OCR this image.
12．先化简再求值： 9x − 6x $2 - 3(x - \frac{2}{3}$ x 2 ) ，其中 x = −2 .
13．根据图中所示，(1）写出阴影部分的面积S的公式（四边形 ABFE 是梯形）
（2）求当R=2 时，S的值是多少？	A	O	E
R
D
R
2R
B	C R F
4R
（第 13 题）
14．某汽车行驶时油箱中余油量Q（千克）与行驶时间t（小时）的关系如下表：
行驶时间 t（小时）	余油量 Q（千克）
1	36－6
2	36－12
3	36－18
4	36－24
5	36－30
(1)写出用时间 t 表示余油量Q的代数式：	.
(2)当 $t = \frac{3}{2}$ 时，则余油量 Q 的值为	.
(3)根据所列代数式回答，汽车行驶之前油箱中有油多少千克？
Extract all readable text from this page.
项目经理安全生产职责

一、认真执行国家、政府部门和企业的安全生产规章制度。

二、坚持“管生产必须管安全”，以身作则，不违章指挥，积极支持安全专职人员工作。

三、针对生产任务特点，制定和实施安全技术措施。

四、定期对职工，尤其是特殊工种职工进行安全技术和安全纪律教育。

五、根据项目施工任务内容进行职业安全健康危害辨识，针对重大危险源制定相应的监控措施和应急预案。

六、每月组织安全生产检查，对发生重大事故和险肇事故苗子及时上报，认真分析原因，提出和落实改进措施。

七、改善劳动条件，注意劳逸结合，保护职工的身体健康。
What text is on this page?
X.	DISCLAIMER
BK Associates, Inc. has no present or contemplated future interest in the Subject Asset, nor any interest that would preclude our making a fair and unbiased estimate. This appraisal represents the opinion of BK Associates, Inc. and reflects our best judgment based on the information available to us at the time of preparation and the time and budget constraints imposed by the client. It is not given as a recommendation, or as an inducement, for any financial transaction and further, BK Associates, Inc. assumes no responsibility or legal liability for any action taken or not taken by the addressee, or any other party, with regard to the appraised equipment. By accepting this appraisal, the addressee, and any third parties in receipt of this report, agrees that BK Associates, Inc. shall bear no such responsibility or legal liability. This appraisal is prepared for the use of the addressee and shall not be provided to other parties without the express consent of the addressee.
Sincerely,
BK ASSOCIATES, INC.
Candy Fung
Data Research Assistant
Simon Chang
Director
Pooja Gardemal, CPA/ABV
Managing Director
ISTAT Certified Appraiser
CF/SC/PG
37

◆ ◆ ◆ ◆

- [The request]:
How many of the lines above hold "frac"? Answer with only the number.

- [Solved problem]:
2